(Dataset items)
■ ■ ■
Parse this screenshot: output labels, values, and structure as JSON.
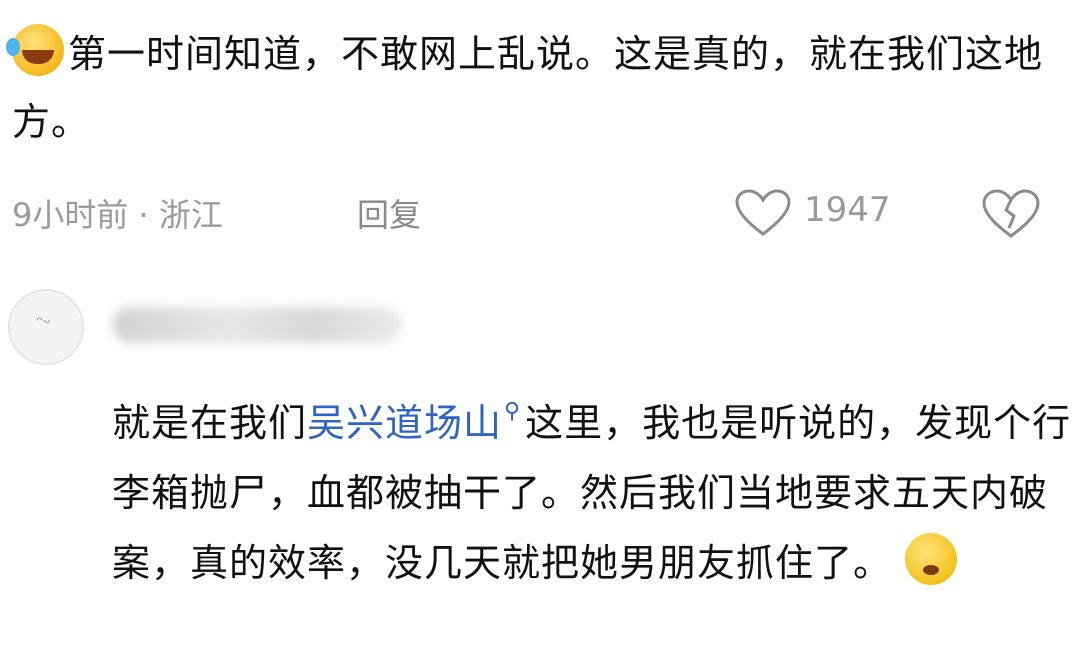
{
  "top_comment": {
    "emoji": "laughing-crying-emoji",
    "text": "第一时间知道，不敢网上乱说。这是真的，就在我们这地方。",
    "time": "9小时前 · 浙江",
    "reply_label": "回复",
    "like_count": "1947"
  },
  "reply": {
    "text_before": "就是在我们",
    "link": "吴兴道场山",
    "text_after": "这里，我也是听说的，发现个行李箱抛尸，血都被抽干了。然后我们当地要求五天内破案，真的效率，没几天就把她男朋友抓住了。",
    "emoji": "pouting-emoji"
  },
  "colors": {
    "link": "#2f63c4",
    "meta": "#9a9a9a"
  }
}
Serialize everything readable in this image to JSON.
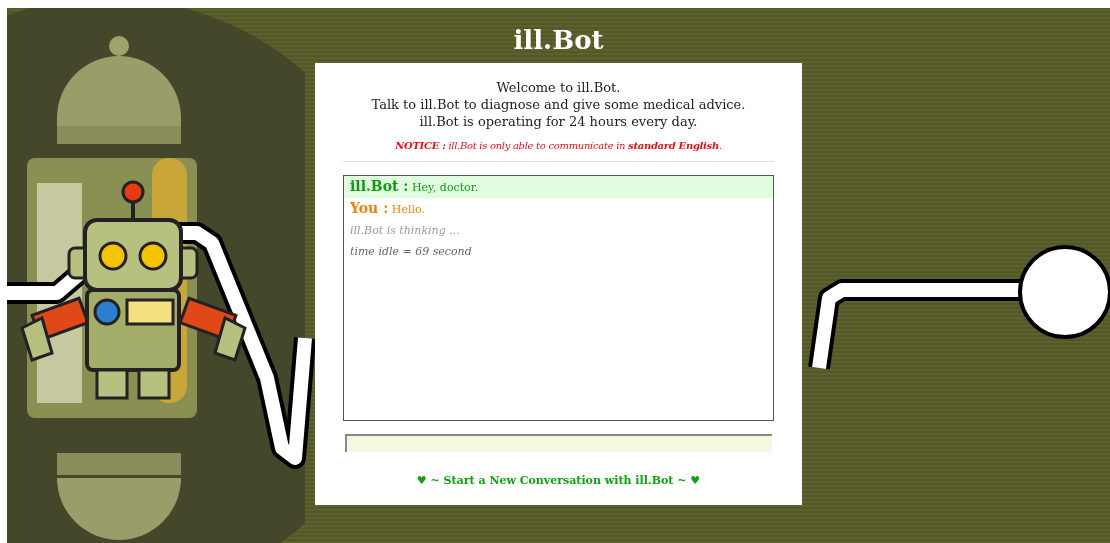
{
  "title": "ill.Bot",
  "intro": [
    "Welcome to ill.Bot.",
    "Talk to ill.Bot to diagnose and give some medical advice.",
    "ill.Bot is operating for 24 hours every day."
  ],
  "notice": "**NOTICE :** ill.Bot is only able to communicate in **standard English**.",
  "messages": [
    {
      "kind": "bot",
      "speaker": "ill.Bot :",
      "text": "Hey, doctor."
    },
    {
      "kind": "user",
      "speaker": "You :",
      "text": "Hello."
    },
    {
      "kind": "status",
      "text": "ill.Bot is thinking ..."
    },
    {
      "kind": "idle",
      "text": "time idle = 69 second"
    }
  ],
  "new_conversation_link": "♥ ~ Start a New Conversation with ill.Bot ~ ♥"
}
■ ■ ■
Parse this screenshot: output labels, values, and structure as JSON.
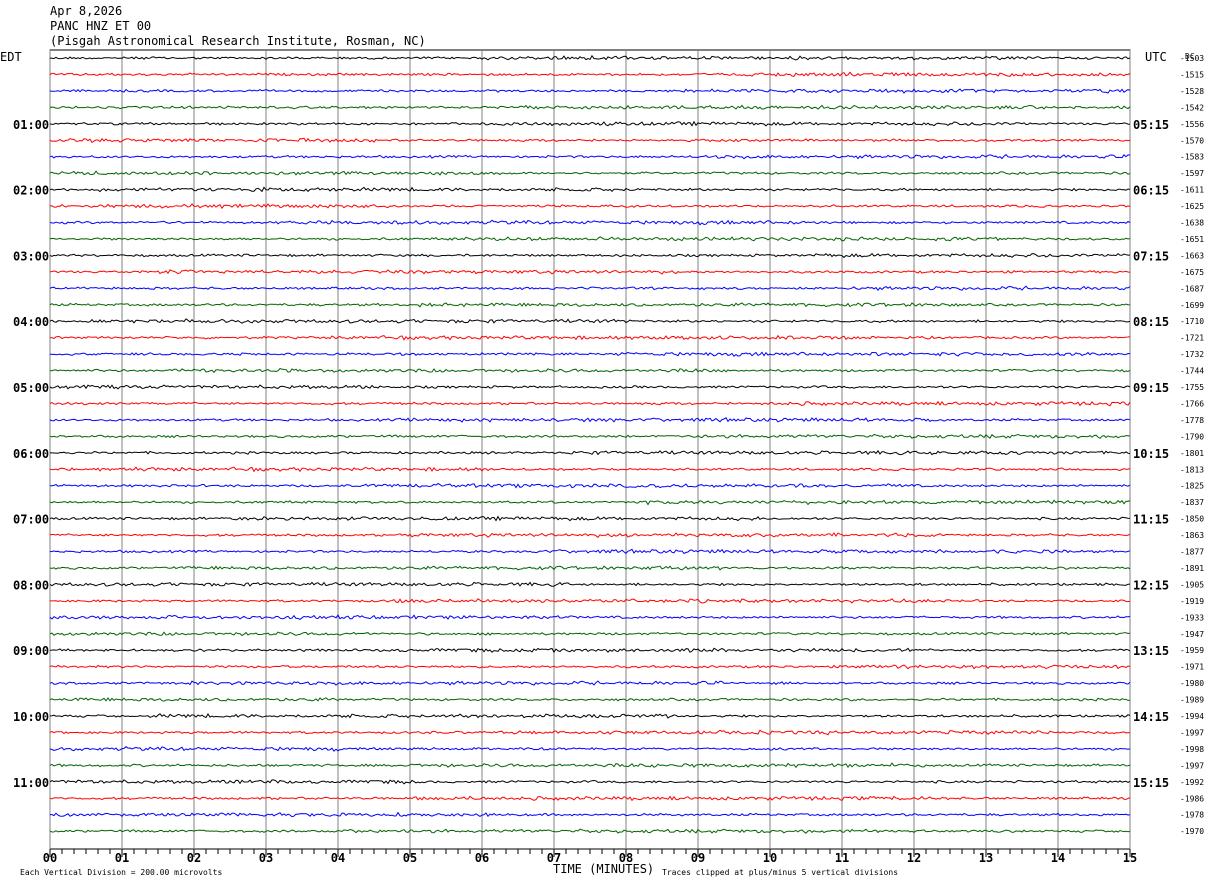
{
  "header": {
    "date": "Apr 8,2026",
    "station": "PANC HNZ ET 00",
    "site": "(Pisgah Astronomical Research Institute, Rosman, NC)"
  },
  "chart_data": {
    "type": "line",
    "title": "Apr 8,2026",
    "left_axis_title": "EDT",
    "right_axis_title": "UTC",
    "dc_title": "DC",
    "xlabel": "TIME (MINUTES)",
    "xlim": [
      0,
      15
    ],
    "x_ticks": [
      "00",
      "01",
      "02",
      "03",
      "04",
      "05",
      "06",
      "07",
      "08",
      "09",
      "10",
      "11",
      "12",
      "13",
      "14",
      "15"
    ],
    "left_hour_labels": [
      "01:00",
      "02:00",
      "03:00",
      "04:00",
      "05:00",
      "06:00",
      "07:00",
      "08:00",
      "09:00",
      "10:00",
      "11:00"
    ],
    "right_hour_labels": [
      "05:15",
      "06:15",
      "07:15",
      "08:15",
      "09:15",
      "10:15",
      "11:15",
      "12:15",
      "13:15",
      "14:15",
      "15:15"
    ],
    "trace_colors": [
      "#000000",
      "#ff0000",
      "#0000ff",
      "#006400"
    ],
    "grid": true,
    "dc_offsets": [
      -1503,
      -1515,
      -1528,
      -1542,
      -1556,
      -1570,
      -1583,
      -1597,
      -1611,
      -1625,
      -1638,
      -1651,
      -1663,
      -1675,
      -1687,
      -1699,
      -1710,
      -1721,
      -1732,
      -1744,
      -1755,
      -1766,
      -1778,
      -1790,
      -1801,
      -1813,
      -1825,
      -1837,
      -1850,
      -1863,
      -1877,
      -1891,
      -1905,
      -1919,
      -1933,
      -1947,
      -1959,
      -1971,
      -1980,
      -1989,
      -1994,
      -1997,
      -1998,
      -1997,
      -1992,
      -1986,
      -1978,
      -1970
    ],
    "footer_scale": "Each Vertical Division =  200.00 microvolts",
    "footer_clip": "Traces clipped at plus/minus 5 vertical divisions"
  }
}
■ ■ ■
> Work to be completed
Check each line of the records for "emoji" and copy the ones that contain it.

> Exercise response
    "emoji": "laughing-crying-emoji",
    "emoji": "pouting-emoji"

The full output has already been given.